[Begin]

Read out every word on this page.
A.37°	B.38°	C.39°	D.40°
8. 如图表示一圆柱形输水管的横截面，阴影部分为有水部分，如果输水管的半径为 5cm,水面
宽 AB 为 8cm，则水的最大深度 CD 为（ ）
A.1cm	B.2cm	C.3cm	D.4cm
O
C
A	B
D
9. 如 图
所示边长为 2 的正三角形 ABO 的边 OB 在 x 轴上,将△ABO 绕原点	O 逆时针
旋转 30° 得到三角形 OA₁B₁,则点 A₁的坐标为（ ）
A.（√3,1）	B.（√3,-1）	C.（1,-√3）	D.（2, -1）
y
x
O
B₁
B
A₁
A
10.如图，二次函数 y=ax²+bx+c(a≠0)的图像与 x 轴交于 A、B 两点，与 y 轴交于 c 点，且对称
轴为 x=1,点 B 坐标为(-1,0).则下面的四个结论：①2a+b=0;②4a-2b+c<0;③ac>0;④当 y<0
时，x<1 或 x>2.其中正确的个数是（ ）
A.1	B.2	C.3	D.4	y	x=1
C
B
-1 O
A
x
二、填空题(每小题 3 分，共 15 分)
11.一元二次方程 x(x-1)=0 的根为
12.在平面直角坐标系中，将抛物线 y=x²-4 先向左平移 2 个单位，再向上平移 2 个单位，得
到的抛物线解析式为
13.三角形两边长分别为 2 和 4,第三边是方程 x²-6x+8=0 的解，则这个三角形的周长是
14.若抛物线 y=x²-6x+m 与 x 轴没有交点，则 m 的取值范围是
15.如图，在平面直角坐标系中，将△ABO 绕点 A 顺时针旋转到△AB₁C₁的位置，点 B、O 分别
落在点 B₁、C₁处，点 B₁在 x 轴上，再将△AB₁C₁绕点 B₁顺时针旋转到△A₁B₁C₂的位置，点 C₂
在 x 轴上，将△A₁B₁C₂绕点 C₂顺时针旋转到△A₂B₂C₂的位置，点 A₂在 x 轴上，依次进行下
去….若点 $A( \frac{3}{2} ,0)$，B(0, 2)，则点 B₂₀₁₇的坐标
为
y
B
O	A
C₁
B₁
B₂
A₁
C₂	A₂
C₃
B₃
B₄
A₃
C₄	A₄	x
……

[End]
[Begin]

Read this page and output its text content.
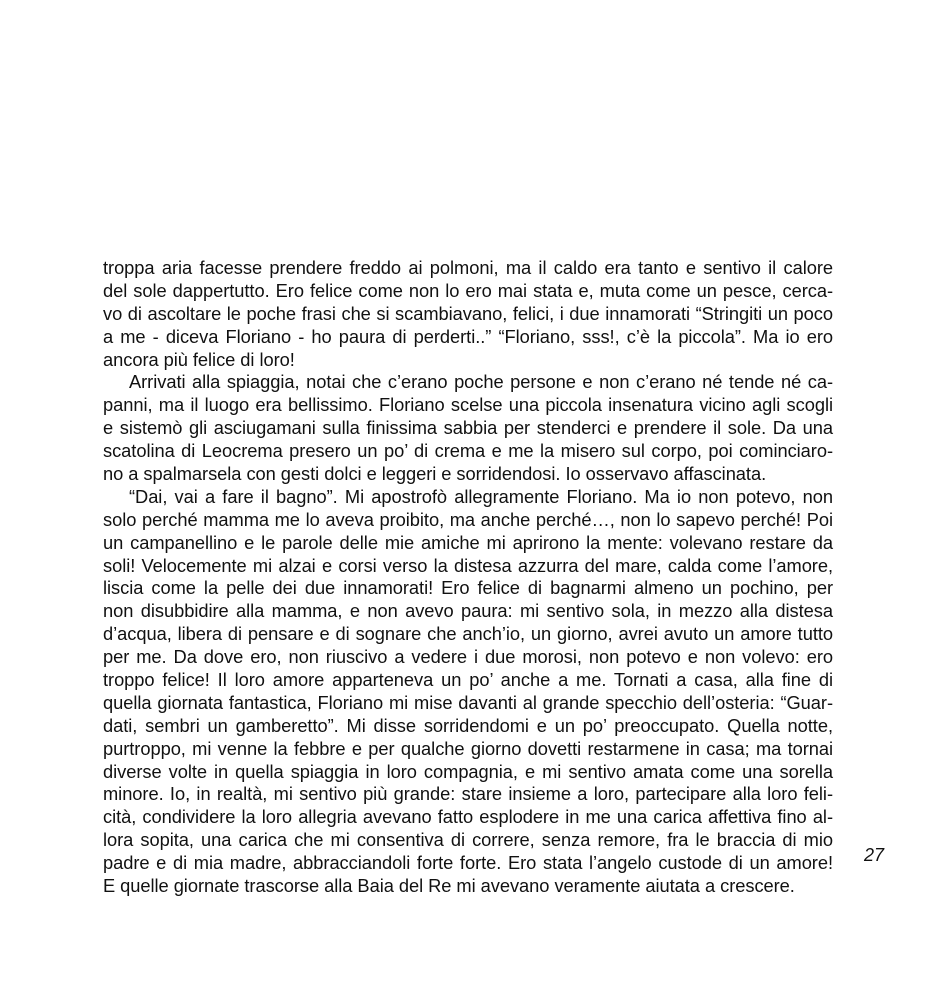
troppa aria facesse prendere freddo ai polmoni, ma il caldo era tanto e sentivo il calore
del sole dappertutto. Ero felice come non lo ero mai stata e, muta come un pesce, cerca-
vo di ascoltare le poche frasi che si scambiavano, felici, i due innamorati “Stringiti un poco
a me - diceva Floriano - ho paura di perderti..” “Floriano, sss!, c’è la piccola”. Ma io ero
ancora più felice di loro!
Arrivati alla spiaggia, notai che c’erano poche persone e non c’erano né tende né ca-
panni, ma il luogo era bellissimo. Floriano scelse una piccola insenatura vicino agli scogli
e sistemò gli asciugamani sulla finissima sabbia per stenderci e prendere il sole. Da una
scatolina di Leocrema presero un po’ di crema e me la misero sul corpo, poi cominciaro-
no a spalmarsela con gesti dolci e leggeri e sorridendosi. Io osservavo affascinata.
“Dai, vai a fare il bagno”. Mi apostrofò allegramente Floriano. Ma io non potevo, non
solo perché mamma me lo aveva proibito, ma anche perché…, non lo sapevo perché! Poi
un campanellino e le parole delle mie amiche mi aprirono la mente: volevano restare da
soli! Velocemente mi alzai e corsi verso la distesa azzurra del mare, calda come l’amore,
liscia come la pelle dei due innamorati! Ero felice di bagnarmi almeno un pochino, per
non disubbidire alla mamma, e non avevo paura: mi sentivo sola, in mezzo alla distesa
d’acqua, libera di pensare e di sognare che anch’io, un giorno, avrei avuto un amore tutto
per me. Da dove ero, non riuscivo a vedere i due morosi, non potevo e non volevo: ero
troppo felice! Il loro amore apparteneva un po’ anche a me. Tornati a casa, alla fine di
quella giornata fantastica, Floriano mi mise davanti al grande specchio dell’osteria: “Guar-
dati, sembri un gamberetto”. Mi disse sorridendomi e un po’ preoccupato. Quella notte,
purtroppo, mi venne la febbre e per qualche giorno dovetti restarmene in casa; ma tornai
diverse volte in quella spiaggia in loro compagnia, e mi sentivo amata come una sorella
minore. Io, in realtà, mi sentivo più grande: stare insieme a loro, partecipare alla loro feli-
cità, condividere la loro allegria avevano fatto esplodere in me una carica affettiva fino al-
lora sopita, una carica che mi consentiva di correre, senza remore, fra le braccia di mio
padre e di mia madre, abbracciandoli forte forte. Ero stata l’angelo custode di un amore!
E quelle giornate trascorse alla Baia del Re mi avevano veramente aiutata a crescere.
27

[End]

* [The task]
Reproduce every line of the listing above in which the string "在平面直角坐标系中" appears.

* [Answer in full]
12.在平面直角坐标系中，将抛物线 y=x²-4 先向左平移 2 个单位，再向上平移 2 个单位，得
15.如图，在平面直角坐标系中，将△ABO 绕点 A 顺时针旋转到△AB₁C₁的位置，点 B、O 分别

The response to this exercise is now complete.